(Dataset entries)
————————
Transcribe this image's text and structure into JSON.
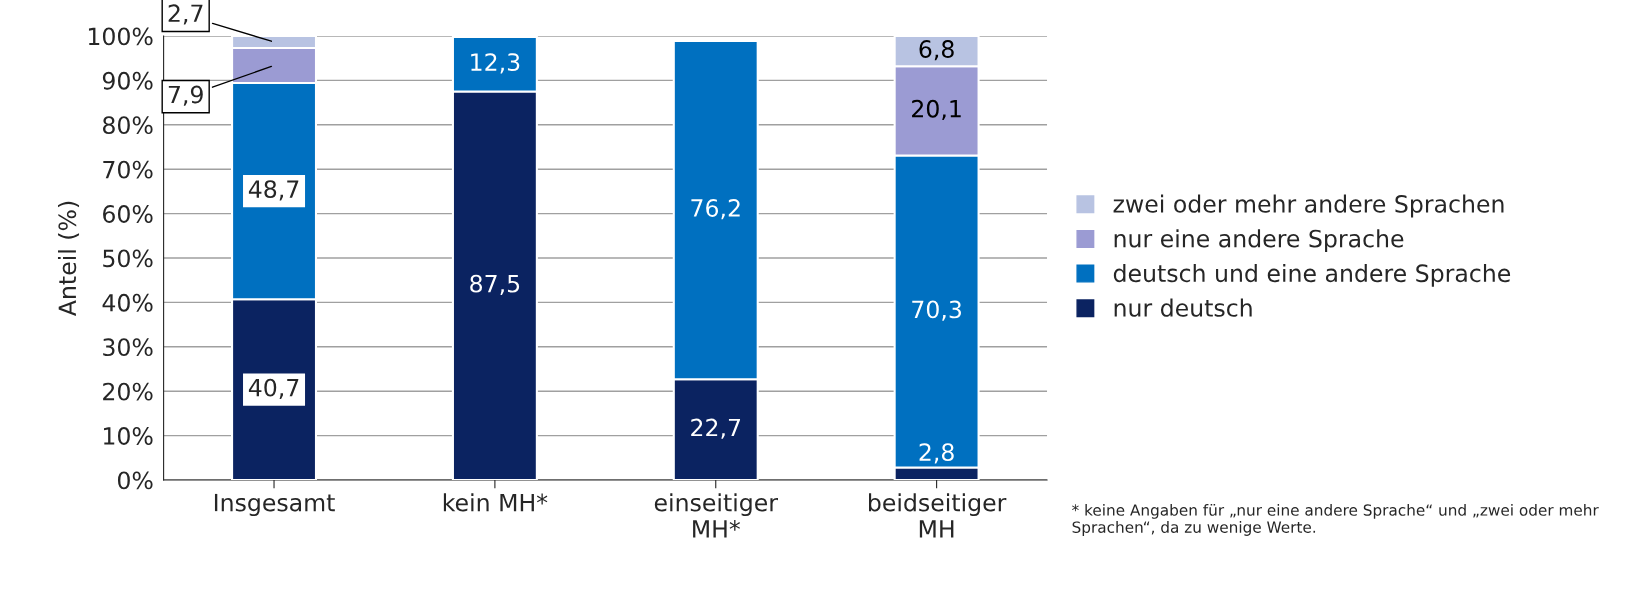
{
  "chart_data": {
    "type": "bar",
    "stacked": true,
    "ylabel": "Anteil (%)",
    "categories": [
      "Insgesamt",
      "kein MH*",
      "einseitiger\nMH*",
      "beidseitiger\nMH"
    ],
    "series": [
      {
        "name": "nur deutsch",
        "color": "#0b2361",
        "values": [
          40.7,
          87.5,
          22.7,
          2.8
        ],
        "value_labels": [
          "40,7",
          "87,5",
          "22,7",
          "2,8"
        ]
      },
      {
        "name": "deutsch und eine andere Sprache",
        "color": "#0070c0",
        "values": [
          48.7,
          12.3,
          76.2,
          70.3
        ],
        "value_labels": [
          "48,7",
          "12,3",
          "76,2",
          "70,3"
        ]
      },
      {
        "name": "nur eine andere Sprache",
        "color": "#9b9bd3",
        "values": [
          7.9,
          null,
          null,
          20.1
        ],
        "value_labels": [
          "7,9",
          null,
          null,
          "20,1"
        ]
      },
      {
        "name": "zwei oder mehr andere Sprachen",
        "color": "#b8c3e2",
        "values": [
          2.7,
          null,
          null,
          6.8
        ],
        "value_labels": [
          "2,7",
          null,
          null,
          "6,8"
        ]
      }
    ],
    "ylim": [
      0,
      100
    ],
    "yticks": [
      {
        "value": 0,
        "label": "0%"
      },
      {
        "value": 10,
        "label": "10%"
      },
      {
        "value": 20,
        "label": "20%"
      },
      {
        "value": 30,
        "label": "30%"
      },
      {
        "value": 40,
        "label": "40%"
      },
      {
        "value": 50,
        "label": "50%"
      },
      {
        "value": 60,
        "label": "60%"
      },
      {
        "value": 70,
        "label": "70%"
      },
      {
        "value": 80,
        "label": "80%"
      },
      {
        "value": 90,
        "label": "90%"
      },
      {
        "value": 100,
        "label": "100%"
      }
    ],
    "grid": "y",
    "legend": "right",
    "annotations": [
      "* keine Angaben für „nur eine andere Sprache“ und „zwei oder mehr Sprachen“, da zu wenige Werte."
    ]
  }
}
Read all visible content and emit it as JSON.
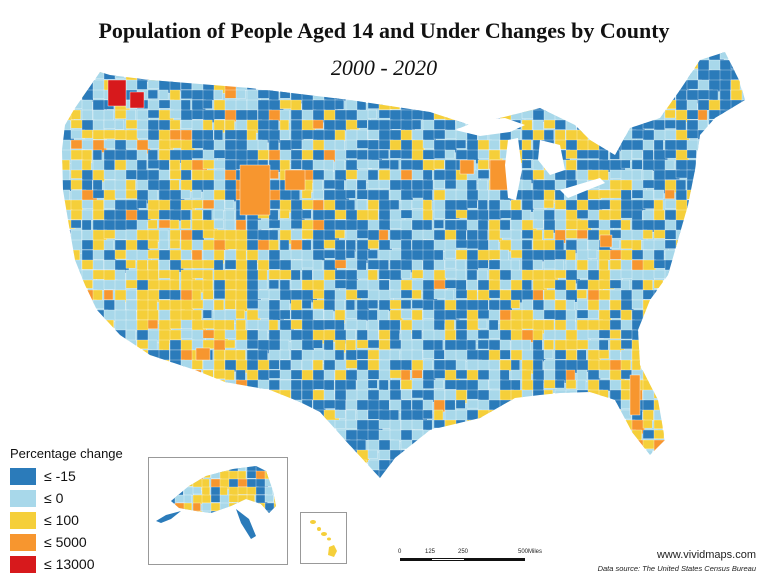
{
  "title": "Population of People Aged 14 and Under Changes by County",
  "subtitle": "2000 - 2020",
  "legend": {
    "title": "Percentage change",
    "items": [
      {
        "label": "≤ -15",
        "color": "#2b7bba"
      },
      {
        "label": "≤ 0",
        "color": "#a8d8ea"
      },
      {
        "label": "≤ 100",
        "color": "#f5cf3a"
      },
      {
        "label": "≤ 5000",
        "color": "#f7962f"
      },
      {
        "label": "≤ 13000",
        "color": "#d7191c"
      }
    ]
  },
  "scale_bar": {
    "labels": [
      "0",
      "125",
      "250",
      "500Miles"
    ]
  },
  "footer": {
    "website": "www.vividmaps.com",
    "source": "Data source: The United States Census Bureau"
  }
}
————————
§ **Exercise directions**
The string "deutsch" may appear in lines of the listing above; tally those lines and give the number only.

§ **Solution to the exercise**
2